• [Written task]:
From the entries that follow, pick out all lines holding "label".

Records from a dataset
┌────────

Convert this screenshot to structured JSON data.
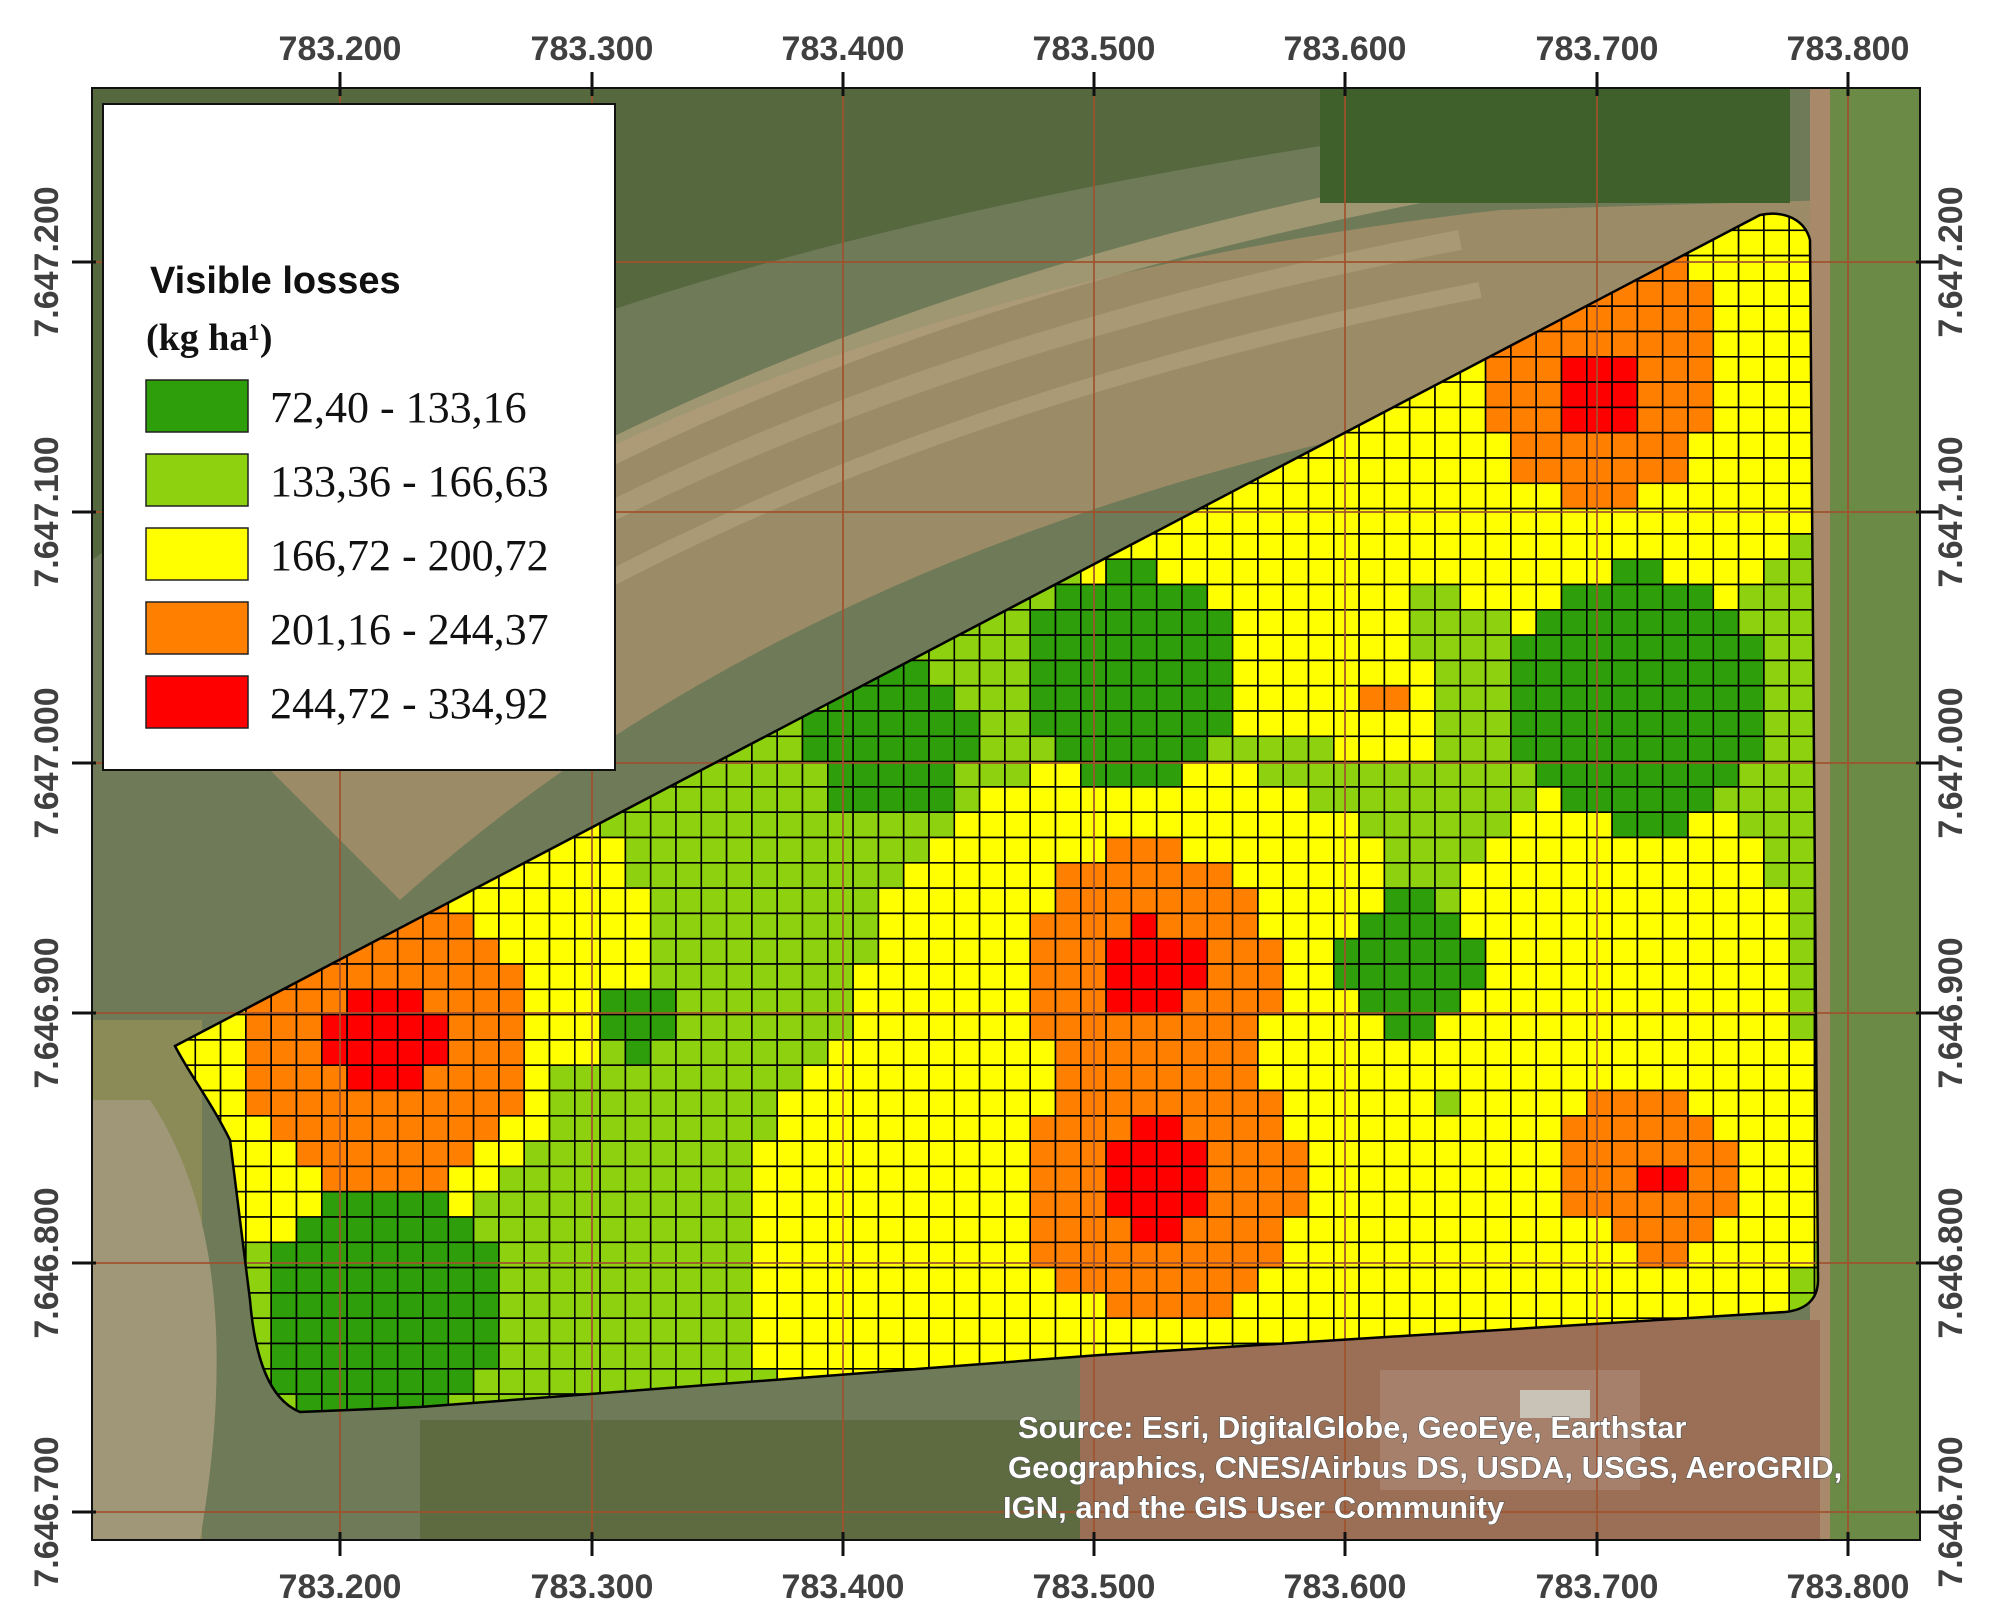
{
  "map": {
    "legend": {
      "title": "Visible losses",
      "unit": "(kg ha¹)",
      "classes": [
        {
          "label": "72,40 - 133,16",
          "color": "#2e9e0a"
        },
        {
          "label": "133,36 - 166,63",
          "color": "#8dd10f"
        },
        {
          "label": "166,72 - 200,72",
          "color": "#ffff00"
        },
        {
          "label": "201,16 - 244,37",
          "color": "#ff8000"
        },
        {
          "label": "244,72 - 334,92",
          "color": "#ff0000"
        }
      ]
    },
    "x_ticks": [
      "783.200",
      "783.300",
      "783.400",
      "783.500",
      "783.600",
      "783.700",
      "783.800"
    ],
    "y_ticks": [
      "7.647.200",
      "7.647.100",
      "7.647.000",
      "7.646.900",
      "7.646.800",
      "7.646.700"
    ],
    "source_lines": [
      "Source: Esri, DigitalGlobe, GeoEye, Earthstar",
      "Geographics, CNES/Airbus DS, USDA, USGS, AeroGRID,",
      "IGN, and the GIS User Community"
    ],
    "colors": {
      "grid_lines": "#000000",
      "graticule": "#a0522d",
      "field_outline": "#000000"
    }
  }
}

└────────

• [Reply to the task]:
          "label": "72,40 - 133,16",
          "label": "133,36 - 166,63",
          "label": "166,72 - 200,72",
          "label": "201,16 - 244,37",
          "label": "244,72 - 334,92",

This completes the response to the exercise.